# [Goal of the exercise]
Output each entry verbatim and exclude every picture from it.

# [Information supplied]
━━━━━━━━

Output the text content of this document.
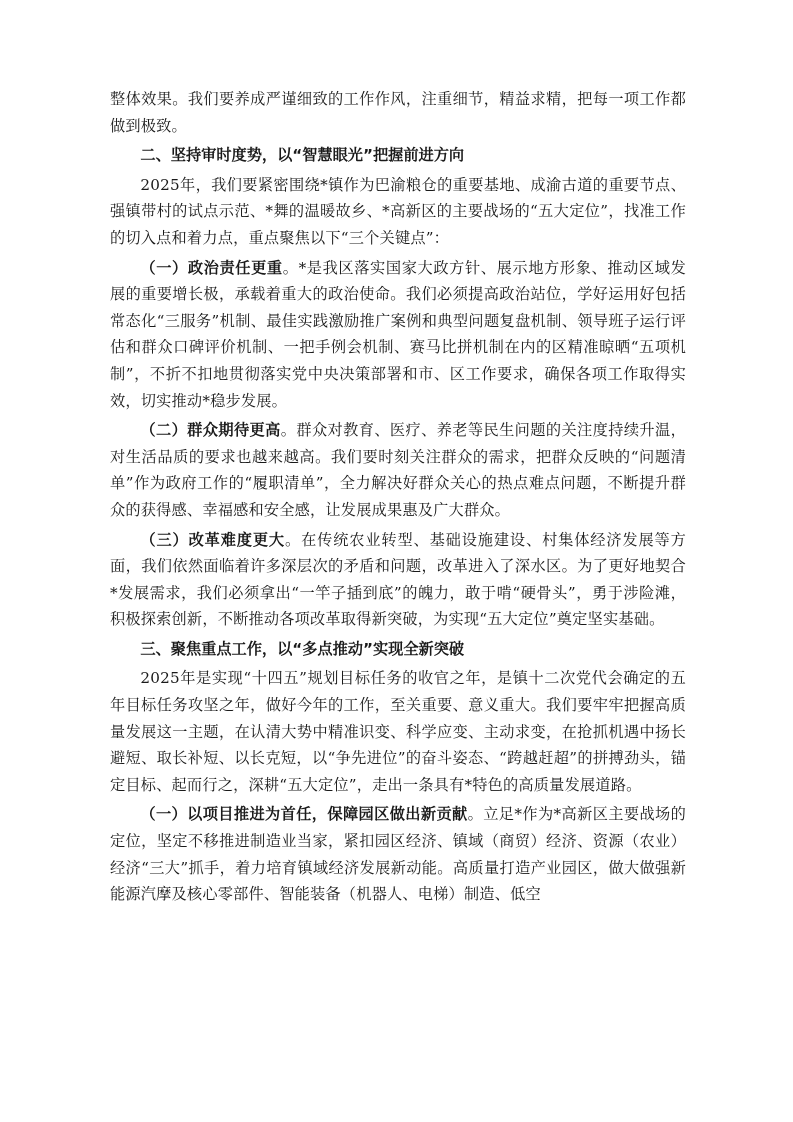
整体效果。我们要养成严谨细致的工作作风，注重细节，精益求精，把每一项工作都做到极致。

二、坚持审时度势，以“智慧眼光”把握前进方向

2025年，我们要紧密围绕*镇作为巴渝粮仓的重要基地、成渝古道的重要节点、强镇带村的试点示范、*舞的温暖故乡、*高新区的主要战场的“五大定位”，找准工作的切入点和着力点，重点聚焦以下“三个关键点”：

（一）政治责任更重。*是我区落实国家大政方针、展示地方形象、推动区域发展的重要增长极，承载着重大的政治使命。我们必须提高政治站位，学好运用好包括常态化“三服务”机制、最佳实践激励推广案例和典型问题复盘机制、领导班子运行评估和群众口碑评价机制、一把手例会机制、赛马比拼机制在内的区精准晾晒“五项机制”，不折不扣地贯彻落实党中央决策部署和市、区工作要求，确保各项工作取得实效，切实推动*稳步发展。

（二）群众期待更高。群众对教育、医疗、养老等民生问题的关注度持续升温，对生活品质的要求也越来越高。我们要时刻关注群众的需求，把群众反映的“问题清单”作为政府工作的“履职清单”，全力解决好群众关心的热点难点问题，不断提升群众的获得感、幸福感和安全感，让发展成果惠及广大群众。

（三）改革难度更大。在传统农业转型、基础设施建设、村集体经济发展等方面，我们依然面临着许多深层次的矛盾和问题，改革进入了深水区。为了更好地契合*发展需求，我们必须拿出“一竿子插到底”的魄力，敢于啃“硬骨头”，勇于涉险滩，积极探索创新，不断推动各项改革取得新突破，为实现“五大定位”奠定坚实基础。

三、聚焦重点工作，以“多点推动”实现全新突破

2025年是实现“十四五”规划目标任务的收官之年，是镇十二次党代会确定的五年目标任务攻坚之年，做好今年的工作，至关重要、意义重大。我们要牢牢把握高质量发展这一主题，在认清大势中精准识变、科学应变、主动求变，在抢抓机遇中扬长避短、取长补短、以长克短，以“争先进位”的奋斗姿态、“跨越赶超”的拼搏劲头，锚定目标、起而行之，深耕“五大定位”，走出一条具有*特色的高质量发展道路。

（一）以项目推进为首任，保障园区做出新贡献。立足*作为*高新区主要战场的定位，坚定不移推进制造业当家，紧扣园区经济、镇域（商贸）经济、资源（农业）经济“三大”抓手，着力培育镇域经济发展新动能。高质量打造产业园区，做大做强新能源汽摩及核心零部件、智能装备（机器人、电梯）制造、低空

━━━━━━━━

# [Expected output]
Output the text content of this document.
整体效果。我们要养成严谨细致的工作作风，注重细节，精益求精，把每一项工作都做到极致。

二、坚持审时度势，以“智慧眼光”把握前进方向

2025年，我们要紧密围绕*镇作为巴渝粮仓的重要基地、成渝古道的重要节点、强镇带村的试点示范、*舞的温暖故乡、*高新区的主要战场的“五大定位”，找准工作的切入点和着力点，重点聚焦以下“三个关键点”：

（一）政治责任更重。*是我区落实国家大政方针、展示地方形象、推动区域发展的重要增长极，承载着重大的政治使命。我们必须提高政治站位，学好运用好包括常态化“三服务”机制、最佳实践激励推广案例和典型问题复盘机制、领导班子运行评估和群众口碑评价机制、一把手例会机制、赛马比拼机制在内的区精准晾晒“五项机制”，不折不扣地贯彻落实党中央决策部署和市、区工作要求，确保各项工作取得实效，切实推动*稳步发展。

（二）群众期待更高。群众对教育、医疗、养老等民生问题的关注度持续升温，对生活品质的要求也越来越高。我们要时刻关注群众的需求，把群众反映的“问题清单”作为政府工作的“履职清单”，全力解决好群众关心的热点难点问题，不断提升群众的获得感、幸福感和安全感，让发展成果惠及广大群众。

（三）改革难度更大。在传统农业转型、基础设施建设、村集体经济发展等方面，我们依然面临着许多深层次的矛盾和问题，改革进入了深水区。为了更好地契合*发展需求，我们必须拿出“一竿子插到底”的魄力，敢于啃“硬骨头”，勇于涉险滩，积极探索创新，不断推动各项改革取得新突破，为实现“五大定位”奠定坚实基础。

三、聚焦重点工作，以“多点推动”实现全新突破

2025年是实现“十四五”规划目标任务的收官之年，是镇十二次党代会确定的五年目标任务攻坚之年，做好今年的工作，至关重要、意义重大。我们要牢牢把握高质量发展这一主题，在认清大势中精准识变、科学应变、主动求变，在抢抓机遇中扬长避短、取长补短、以长克短，以“争先进位”的奋斗姿态、“跨越赶超”的拼搏劲头，锚定目标、起而行之，深耕“五大定位”，走出一条具有*特色的高质量发展道路。

（一）以项目推进为首任，保障园区做出新贡献。立足*作为*高新区主要战场的定位，坚定不移推进制造业当家，紧扣园区经济、镇域（商贸）经济、资源（农业）经济“三大”抓手，着力培育镇域经济发展新动能。高质量打造产业园区，做大做强新能源汽摩及核心零部件、智能装备（机器人、电梯）制造、低空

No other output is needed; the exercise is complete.